***** Given data

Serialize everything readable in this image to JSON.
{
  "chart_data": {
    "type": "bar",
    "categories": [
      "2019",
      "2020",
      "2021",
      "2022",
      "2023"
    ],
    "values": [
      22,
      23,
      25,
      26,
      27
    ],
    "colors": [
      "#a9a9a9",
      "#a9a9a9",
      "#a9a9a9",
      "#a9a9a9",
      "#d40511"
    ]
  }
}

**********

Quote all the records. Keep every word exact.

Exercise output:
Serialize everything readable in this image to JSON.
{
  "chart_data": {
    "type": "bar",
    "categories": [
      "2019",
      "2020",
      "2021",
      "2022",
      "2023"
    ],
    "values": [
      22,
      23,
      25,
      26,
      27
    ],
    "colors": [
      "#a9a9a9",
      "#a9a9a9",
      "#a9a9a9",
      "#a9a9a9",
      "#d40511"
    ]
  }
}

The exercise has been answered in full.